Exercise details - Return the records exactly as they are.

[start Working data]

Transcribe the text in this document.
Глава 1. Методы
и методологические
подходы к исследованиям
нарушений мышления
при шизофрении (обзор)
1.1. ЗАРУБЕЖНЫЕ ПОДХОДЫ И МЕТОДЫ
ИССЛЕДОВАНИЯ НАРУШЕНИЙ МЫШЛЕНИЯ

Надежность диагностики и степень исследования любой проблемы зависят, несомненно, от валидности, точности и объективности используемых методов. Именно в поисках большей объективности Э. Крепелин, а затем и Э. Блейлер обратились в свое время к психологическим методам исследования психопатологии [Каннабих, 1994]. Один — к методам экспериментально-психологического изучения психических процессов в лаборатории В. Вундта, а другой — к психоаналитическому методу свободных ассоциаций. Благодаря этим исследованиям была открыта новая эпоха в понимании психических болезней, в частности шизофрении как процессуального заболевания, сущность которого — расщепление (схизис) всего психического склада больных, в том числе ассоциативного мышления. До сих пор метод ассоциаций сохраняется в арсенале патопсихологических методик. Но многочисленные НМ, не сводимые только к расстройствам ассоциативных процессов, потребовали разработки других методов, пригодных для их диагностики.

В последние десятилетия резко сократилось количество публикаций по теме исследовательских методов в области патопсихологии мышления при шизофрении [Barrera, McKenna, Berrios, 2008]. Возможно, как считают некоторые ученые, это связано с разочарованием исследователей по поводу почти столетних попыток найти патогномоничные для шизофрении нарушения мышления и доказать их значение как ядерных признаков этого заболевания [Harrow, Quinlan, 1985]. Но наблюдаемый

[end Working data]

Exercise result -
Transcribe the text in this document.
Глава 1. Методы
и методологические
подходы к исследованиям
нарушений мышления
при шизофрении (обзор)
1.1. ЗАРУБЕЖНЫЕ ПОДХОДЫ И МЕТОДЫ
ИССЛЕДОВАНИЯ НАРУШЕНИЙ МЫШЛЕНИЯ

Надежность диагностики и степень исследования любой проблемы зависят, несомненно, от валидности, точности и объективности используемых методов. Именно в поисках большей объективности Э. Крепелин, а затем и Э. Блейлер обратились в свое время к психологическим методам исследования психопатологии [Каннабих, 1994]. Один — к методам экспериментально-психологического изучения психических процессов в лаборатории В. Вундта, а другой — к психоаналитическому методу свободных ассоциаций. Благодаря этим исследованиям была открыта новая эпоха в понимании психических болезней, в частности шизофрении как процессуального заболевания, сущность которого — расщепление (схизис) всего психического склада больных, в том числе ассоциативного мышления. До сих пор метод ассоциаций сохраняется в арсенале патопсихологических методик. Но многочисленные НМ, не сводимые только к расстройствам ассоциативных процессов, потребовали разработки других методов, пригодных для их диагностики.

В последние десятилетия резко сократилось количество публикаций по теме исследовательских методов в области патопсихологии мышления при шизофрении [Barrera, McKenna, Berrios, 2008]. Возможно, как считают некоторые ученые, это связано с разочарованием исследователей по поводу почти столетних попыток найти патогномоничные для шизофрении нарушения мышления и доказать их значение как ядерных признаков этого заболевания [Harrow, Quinlan, 1985]. Но наблюдаемый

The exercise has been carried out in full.